EXERCISE GOAL: Of all the lines in the material, how many include the word "records"? Give only the number.

Chart and figure data
>> START
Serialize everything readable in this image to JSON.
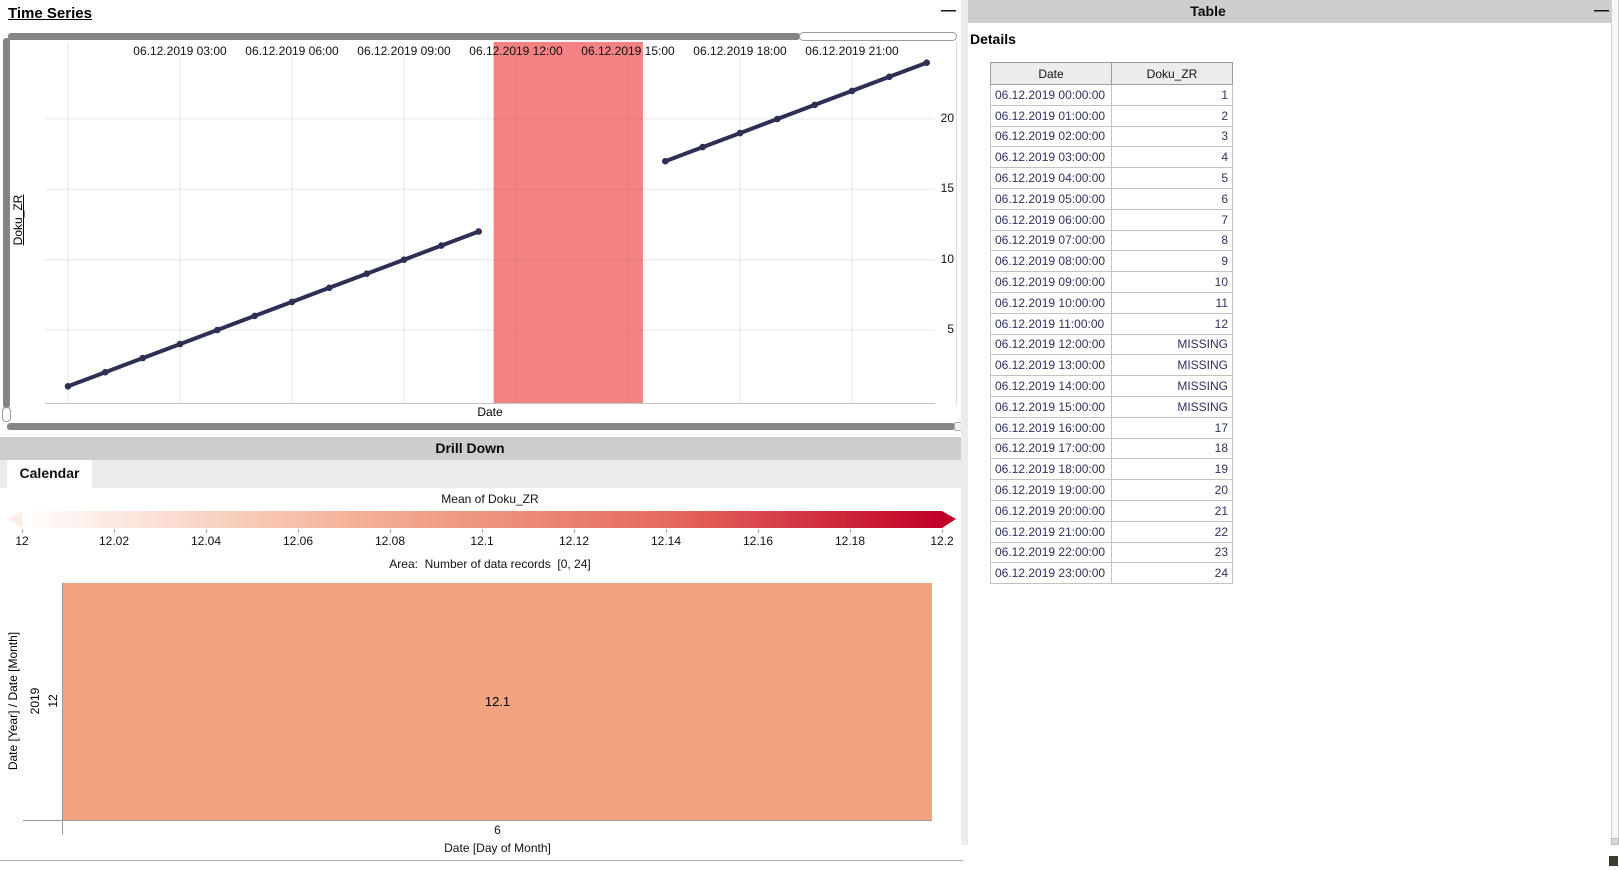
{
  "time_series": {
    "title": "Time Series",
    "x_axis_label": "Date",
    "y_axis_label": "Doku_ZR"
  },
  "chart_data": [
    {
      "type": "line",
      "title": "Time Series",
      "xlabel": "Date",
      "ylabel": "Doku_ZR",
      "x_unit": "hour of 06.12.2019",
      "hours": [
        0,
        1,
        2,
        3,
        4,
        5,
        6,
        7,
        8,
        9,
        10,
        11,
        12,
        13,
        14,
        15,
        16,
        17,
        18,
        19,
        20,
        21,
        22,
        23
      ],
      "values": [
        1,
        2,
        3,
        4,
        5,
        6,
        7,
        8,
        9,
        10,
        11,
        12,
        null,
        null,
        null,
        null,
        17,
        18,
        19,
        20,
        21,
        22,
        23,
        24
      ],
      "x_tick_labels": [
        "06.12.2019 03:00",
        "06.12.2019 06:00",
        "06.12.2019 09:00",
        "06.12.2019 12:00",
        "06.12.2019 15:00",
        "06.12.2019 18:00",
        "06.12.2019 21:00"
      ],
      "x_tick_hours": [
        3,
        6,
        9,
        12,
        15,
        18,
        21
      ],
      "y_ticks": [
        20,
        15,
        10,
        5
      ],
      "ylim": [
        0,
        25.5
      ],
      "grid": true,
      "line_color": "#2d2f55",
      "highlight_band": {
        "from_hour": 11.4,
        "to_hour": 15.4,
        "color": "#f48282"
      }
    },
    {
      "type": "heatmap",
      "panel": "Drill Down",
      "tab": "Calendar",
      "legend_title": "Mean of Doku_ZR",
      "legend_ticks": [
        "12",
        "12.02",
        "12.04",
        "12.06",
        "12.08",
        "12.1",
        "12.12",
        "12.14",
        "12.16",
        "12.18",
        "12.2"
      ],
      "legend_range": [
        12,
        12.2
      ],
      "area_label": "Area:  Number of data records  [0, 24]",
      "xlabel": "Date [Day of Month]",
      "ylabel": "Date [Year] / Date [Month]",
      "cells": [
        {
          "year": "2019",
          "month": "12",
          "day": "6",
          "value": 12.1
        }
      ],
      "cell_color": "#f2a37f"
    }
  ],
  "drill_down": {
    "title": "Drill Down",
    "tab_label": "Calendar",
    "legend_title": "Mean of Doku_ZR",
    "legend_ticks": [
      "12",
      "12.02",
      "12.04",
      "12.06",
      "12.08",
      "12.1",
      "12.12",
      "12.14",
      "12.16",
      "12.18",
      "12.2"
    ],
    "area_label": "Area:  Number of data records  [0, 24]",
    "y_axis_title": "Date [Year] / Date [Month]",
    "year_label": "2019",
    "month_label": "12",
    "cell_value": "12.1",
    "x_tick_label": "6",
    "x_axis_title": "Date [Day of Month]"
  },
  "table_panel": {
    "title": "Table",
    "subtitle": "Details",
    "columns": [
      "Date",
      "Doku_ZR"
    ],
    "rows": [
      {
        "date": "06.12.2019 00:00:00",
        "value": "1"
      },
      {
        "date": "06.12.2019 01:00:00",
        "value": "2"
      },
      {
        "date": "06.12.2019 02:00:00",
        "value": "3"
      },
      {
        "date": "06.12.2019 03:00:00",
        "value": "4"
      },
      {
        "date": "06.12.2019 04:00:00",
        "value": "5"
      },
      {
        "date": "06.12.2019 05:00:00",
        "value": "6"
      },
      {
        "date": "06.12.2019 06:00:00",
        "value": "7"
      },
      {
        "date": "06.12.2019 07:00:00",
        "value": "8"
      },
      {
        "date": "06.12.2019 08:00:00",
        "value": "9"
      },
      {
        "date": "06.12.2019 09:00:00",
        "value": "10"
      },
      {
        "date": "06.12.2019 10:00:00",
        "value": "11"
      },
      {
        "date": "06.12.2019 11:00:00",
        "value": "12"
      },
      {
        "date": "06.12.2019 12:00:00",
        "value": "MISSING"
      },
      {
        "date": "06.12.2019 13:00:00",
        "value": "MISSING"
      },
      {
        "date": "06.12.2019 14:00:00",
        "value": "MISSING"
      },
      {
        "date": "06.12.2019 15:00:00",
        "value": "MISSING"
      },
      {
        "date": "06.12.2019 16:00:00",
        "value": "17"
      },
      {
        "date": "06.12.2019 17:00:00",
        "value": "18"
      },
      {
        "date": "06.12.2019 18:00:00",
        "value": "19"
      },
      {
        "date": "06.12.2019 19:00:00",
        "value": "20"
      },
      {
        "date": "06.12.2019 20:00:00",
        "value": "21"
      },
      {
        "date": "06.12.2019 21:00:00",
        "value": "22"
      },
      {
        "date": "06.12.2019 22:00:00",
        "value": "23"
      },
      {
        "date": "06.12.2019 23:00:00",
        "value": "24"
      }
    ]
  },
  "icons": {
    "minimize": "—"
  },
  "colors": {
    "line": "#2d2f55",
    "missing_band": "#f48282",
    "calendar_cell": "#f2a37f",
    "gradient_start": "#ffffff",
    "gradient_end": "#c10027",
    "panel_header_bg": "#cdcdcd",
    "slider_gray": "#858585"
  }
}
>> END
>> START
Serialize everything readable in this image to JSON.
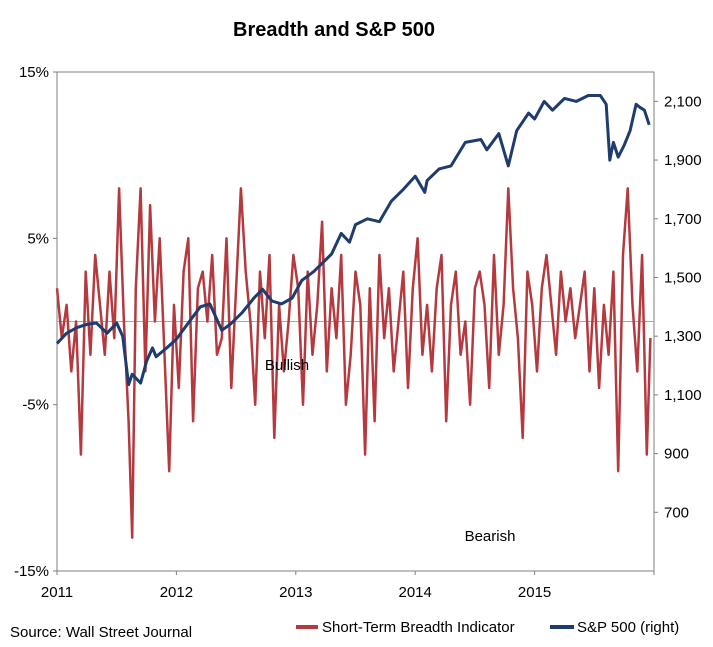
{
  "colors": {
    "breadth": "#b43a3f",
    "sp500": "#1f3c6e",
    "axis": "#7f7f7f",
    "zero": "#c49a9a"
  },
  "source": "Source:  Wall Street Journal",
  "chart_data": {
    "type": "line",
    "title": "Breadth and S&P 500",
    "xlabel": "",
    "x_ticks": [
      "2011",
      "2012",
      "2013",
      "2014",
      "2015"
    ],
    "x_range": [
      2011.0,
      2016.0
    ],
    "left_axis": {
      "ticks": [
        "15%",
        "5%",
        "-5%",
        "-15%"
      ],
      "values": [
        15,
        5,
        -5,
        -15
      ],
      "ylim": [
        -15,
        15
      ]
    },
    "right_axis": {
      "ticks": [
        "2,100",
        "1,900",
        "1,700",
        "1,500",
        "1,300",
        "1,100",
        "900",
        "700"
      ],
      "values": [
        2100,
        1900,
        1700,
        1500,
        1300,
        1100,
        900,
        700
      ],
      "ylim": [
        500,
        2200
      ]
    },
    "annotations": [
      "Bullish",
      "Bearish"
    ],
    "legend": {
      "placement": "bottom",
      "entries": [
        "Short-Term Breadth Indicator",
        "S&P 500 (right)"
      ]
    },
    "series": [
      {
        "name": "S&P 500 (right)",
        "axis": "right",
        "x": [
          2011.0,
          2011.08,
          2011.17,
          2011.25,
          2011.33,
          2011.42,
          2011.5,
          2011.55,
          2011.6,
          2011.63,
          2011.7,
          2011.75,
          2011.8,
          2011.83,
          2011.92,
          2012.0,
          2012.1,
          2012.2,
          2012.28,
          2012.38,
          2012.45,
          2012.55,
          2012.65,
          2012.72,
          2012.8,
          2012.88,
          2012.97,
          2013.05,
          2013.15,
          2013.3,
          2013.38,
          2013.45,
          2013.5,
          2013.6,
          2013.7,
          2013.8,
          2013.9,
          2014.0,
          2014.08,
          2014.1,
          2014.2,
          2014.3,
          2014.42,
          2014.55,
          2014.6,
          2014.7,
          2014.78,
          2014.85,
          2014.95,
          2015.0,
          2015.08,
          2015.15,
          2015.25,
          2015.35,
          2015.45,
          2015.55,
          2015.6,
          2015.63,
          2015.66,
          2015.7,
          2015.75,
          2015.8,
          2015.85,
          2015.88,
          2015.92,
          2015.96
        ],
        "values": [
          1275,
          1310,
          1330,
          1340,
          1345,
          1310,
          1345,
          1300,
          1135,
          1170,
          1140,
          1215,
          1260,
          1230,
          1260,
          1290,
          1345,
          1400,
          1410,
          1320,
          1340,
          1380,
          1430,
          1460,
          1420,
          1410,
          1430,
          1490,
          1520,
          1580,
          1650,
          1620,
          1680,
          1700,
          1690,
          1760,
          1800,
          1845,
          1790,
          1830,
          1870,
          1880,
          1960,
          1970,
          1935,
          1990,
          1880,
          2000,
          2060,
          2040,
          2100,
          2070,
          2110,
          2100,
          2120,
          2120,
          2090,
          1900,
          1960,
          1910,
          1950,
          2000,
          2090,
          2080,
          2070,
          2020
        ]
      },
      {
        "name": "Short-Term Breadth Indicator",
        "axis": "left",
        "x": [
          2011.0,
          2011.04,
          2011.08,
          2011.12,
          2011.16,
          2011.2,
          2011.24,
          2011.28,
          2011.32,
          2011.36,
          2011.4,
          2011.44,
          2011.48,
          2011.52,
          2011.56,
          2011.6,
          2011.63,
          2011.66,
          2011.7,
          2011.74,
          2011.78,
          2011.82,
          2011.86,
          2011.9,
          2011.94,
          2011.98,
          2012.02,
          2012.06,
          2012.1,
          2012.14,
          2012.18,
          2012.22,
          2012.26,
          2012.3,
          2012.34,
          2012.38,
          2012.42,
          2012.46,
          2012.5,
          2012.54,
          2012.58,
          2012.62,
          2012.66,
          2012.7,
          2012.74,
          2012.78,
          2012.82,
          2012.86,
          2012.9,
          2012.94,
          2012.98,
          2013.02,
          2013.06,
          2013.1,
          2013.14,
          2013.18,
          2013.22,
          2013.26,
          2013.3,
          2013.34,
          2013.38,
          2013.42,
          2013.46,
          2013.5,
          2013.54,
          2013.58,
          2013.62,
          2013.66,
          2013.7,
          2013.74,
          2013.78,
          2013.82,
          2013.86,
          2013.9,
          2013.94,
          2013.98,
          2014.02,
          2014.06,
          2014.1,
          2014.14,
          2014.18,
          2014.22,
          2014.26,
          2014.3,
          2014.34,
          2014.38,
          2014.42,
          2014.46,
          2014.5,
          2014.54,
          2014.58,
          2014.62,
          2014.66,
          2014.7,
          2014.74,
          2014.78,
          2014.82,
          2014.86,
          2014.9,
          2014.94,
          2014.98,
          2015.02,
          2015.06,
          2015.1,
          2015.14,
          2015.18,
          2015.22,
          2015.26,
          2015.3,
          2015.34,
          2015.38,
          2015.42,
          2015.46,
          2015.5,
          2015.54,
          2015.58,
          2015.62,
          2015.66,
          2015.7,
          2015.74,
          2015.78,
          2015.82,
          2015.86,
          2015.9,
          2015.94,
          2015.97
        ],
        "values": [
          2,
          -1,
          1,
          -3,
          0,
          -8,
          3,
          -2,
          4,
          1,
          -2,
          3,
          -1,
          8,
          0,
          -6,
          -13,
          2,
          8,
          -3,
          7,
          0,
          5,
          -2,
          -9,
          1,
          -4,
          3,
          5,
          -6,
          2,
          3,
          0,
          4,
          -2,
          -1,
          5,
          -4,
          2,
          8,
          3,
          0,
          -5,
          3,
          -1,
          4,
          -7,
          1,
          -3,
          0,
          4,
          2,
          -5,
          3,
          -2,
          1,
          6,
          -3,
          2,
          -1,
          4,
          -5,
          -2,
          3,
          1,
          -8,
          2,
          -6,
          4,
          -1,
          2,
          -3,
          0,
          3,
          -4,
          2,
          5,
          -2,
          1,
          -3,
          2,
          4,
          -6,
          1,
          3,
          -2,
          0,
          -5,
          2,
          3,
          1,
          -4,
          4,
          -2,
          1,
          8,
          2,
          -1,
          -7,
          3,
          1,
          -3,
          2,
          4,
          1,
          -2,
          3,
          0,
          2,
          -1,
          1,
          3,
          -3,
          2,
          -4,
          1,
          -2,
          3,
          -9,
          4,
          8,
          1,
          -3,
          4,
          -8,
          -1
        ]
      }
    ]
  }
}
>> END
EXPECTED ANSWER: 2